_WHAT YOU NEED TO DO_. Exclude all pictures, then copy each of the records exactly as written.

_EXTRACTED INFORMATION_.
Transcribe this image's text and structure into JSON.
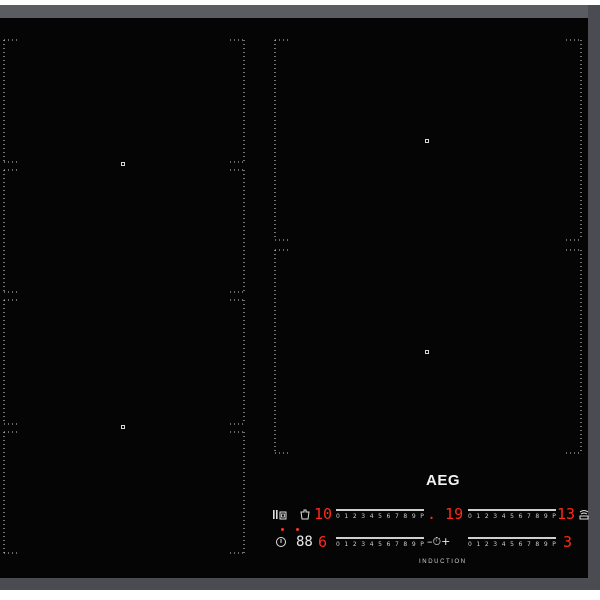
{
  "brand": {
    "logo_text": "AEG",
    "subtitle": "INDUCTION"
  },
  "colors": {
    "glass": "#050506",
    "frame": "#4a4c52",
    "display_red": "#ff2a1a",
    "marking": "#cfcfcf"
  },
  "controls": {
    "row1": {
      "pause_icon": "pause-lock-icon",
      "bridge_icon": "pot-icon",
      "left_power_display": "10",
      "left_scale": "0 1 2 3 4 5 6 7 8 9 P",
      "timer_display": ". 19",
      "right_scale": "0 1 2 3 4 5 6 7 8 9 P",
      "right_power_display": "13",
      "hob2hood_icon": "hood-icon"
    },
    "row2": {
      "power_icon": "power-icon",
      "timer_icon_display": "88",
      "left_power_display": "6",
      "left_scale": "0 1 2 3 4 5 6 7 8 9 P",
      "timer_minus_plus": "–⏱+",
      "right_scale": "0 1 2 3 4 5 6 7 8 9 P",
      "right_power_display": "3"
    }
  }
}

_FINISHED TASK_.
Transcribe this image's text and structure into JSON.
{
  "brand": {
    "logo_text": "AEG",
    "subtitle": "INDUCTION"
  },
  "colors": {
    "glass": "#050506",
    "frame": "#4a4c52",
    "display_red": "#ff2a1a",
    "marking": "#cfcfcf"
  },
  "controls": {
    "row1": {
      "pause_icon": "pause-lock-icon",
      "bridge_icon": "pot-icon",
      "left_power_display": "10",
      "left_scale": "0 1 2 3 4 5 6 7 8 9 P",
      "timer_display": ". 19",
      "right_scale": "0 1 2 3 4 5 6 7 8 9 P",
      "right_power_display": "13",
      "hob2hood_icon": "hood-icon"
    },
    "row2": {
      "power_icon": "power-icon",
      "timer_icon_display": "88",
      "left_power_display": "6",
      "left_scale": "0 1 2 3 4 5 6 7 8 9 P",
      "timer_minus_plus": "–⏱+",
      "right_scale": "0 1 2 3 4 5 6 7 8 9 P",
      "right_power_display": "3"
    }
  }
}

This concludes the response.